--- START ---

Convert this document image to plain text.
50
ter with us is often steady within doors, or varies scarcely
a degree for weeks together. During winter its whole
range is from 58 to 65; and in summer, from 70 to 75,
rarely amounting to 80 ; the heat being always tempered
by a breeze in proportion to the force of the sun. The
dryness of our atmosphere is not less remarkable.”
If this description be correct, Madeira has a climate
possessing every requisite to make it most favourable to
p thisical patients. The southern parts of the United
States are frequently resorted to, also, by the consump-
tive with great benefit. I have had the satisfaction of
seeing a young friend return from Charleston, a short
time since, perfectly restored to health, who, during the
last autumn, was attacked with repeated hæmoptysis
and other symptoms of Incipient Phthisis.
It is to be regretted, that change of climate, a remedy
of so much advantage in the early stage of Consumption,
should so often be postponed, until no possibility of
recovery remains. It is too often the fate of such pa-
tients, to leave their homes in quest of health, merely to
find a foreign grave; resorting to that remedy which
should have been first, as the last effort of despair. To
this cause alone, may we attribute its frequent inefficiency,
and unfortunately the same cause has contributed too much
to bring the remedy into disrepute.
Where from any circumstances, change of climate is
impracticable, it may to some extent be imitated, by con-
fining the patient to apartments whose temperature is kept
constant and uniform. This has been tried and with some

--- END ---

> _Activity_
What's needed is an exact copy of every entry.

> _Solution_
Convert this document image to plain text.
50
ter with us is often steady within doors, or varies scarcely
a degree for weeks together. During winter its whole
range is from 58 to 65; and in summer, from 70 to 75,
rarely amounting to 80 ; the heat being always tempered
by a breeze in proportion to the force of the sun. The
dryness of our atmosphere is not less remarkable.”
If this description be correct, Madeira has a climate
possessing every requisite to make it most favourable to
p thisical patients. The southern parts of the United
States are frequently resorted to, also, by the consump-
tive with great benefit. I have had the satisfaction of
seeing a young friend return from Charleston, a short
time since, perfectly restored to health, who, during the
last autumn, was attacked with repeated hæmoptysis
and other symptoms of Incipient Phthisis.
It is to be regretted, that change of climate, a remedy
of so much advantage in the early stage of Consumption,
should so often be postponed, until no possibility of
recovery remains. It is too often the fate of such pa-
tients, to leave their homes in quest of health, merely to
find a foreign grave; resorting to that remedy which
should have been first, as the last effort of despair. To
this cause alone, may we attribute its frequent inefficiency,
and unfortunately the same cause has contributed too much
to bring the remedy into disrepute.
Where from any circumstances, change of climate is
impracticable, it may to some extent be imitated, by con-
fining the patient to apartments whose temperature is kept
constant and uniform. This has been tried and with some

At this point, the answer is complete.